Count the lines of the records below that contain the string "amplitude", treating uppercase and lowercase as different, and give only the number.

Dataset excerpts
□ □ □ □ □

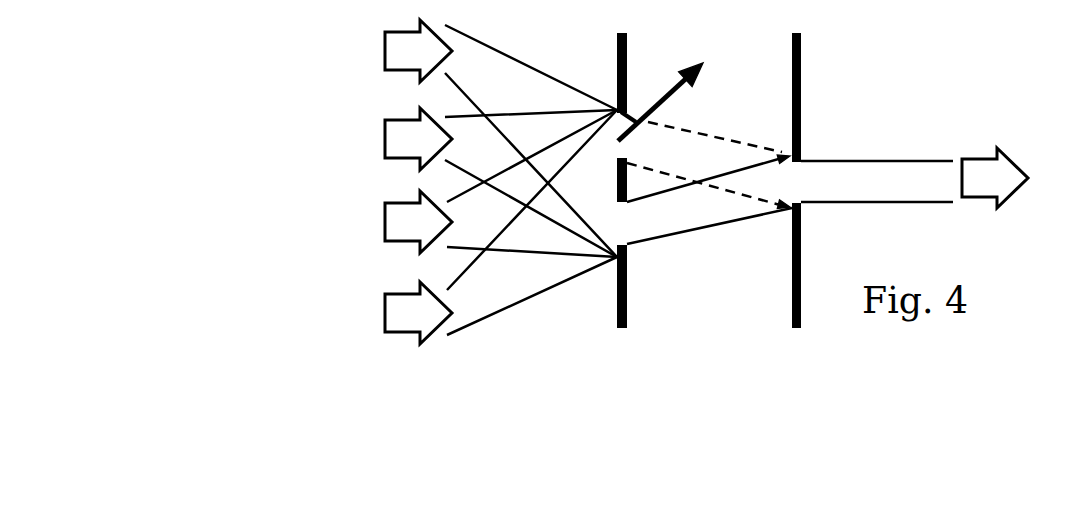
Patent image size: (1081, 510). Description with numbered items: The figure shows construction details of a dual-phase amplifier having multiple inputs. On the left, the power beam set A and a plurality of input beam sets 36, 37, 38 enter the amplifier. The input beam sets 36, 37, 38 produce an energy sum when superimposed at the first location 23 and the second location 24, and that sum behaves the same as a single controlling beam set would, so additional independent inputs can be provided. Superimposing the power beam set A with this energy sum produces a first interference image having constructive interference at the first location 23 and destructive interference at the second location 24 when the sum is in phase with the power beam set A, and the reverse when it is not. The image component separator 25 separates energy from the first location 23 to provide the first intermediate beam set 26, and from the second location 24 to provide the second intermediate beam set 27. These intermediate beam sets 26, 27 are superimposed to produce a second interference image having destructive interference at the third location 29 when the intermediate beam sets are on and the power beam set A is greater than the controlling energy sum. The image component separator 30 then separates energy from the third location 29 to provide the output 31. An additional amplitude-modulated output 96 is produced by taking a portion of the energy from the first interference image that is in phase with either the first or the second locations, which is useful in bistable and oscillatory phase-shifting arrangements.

The input beam set 38 is at (481, 138).
The power beam set A is at (486, 182).
The input beam set 37 is at (482, 183).
The input beam set 36 is at (482, 227).
The image component separator 25 is at (632, 62).
The second location 24 is at (616, 138).
The amplitude-modulated output 96 is at (672, 91).
The second intermediate beam set 27 is at (703, 159).
The first intermediate beam set 26 is at (703, 210).
The first location 23 is at (613, 218).
The image component separator 30 is at (789, 111).
The third location 29 is at (797, 185).
The output 31 is at (1013, 178).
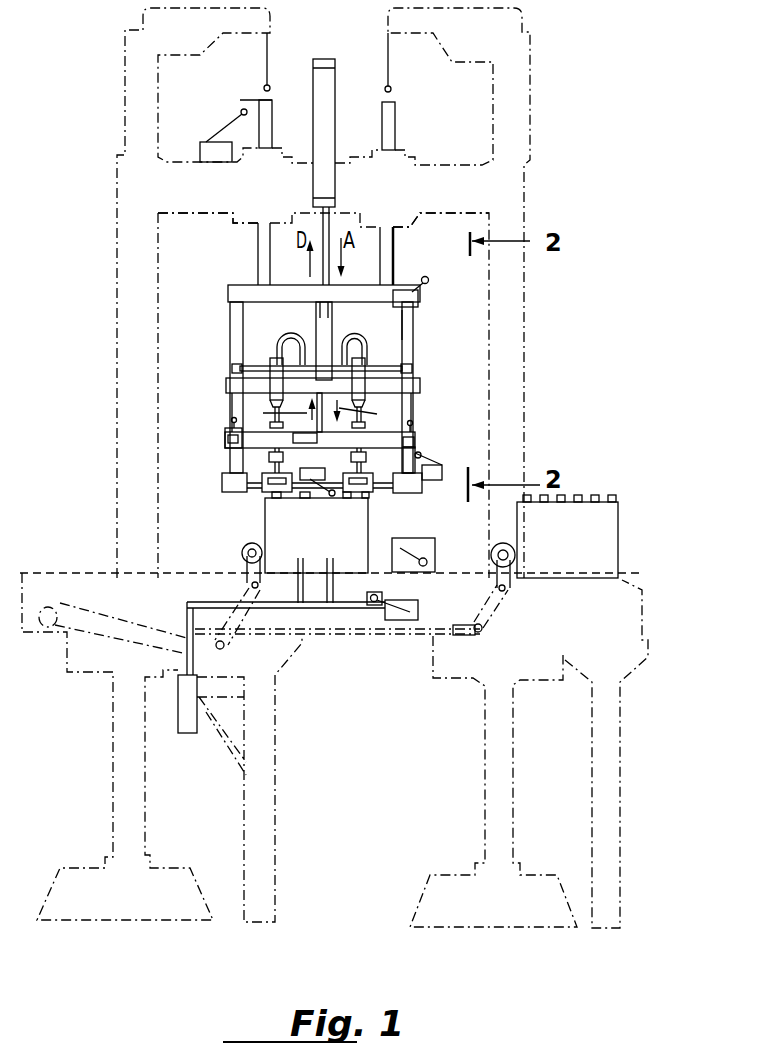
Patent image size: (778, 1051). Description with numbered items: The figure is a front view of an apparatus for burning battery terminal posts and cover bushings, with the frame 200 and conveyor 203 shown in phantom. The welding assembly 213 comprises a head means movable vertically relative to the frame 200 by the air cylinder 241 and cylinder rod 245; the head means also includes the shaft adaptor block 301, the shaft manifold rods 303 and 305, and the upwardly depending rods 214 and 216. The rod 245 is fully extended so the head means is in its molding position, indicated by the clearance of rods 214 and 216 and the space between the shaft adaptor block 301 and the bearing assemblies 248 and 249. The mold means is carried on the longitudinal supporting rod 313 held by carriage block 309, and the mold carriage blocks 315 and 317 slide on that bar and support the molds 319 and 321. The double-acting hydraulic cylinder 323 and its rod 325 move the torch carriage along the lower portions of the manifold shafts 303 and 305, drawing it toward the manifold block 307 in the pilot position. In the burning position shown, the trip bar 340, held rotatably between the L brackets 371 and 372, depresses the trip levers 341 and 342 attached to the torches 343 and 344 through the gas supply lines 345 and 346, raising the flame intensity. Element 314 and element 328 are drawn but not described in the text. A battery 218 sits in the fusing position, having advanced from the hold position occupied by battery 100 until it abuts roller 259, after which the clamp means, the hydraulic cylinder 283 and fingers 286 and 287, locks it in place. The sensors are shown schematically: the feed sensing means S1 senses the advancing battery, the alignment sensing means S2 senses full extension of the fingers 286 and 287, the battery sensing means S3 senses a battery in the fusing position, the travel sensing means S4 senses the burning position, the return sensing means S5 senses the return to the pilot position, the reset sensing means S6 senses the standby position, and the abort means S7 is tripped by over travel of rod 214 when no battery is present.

The battery 100 is at (582, 545).
The frame 200 is at (545, 187).
The conveyor 203 is at (650, 578).
The welding assembly 213 is at (329, 403).
The upwardly depending rod 214 is at (192, 529).
The upwardly depending rod 216 is at (389, 250).
The battery 218 is at (316, 560).
The air cylinder 241 is at (318, 83).
The cylinder rod 245 is at (326, 230).
The bearing assembly 248 is at (240, 225).
The bearing assembly 249 is at (420, 220).
The roller 259 is at (243, 553).
The hydraulic cylinder 283 is at (187, 722).
The finger 286 is at (305, 592).
The finger 287 is at (333, 586).
The shaft adaptor block 301 is at (228, 295).
The shaft manifold rod 303 is at (232, 312).
The shaft manifold rod 305 is at (420, 306).
The manifold block 307 is at (228, 391).
The carriage block 309 is at (222, 485).
The longitudinal supporting rod 313 is at (386, 496).
The bracket 314 is at (416, 522).
The mold carriage block 315 is at (265, 493).
The mold carriage block 317 is at (408, 540).
The mold 319 is at (283, 483).
The mold 321 is at (364, 492).
The hydraulic cylinder 323 is at (324, 321).
The rod 325 is at (421, 390).
The nozzle rod 328 is at (275, 463).
The trip bar 340 is at (413, 338).
The trip lever 341 is at (233, 401).
The trip lever 342 is at (403, 392).
The torch 343 is at (272, 362).
The torch 344 is at (361, 361).
The gas supply line 345 is at (291, 342).
The gas supply line 346 is at (352, 341).
The L bracket 371 is at (233, 370).
The L bracket 372 is at (410, 368).
The feed sensing means S1 is at (433, 552).
The alignment sensing means S2 is at (413, 621).
The battery sensing means S3 is at (313, 482).
The travel sensing means S4 is at (443, 466).
The return sensing means S5 is at (310, 434).
The reset sensing means S6 is at (426, 297).
The abort means S7 is at (208, 152).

□ □ □ □ □

• **CORRECT RESULT**: 2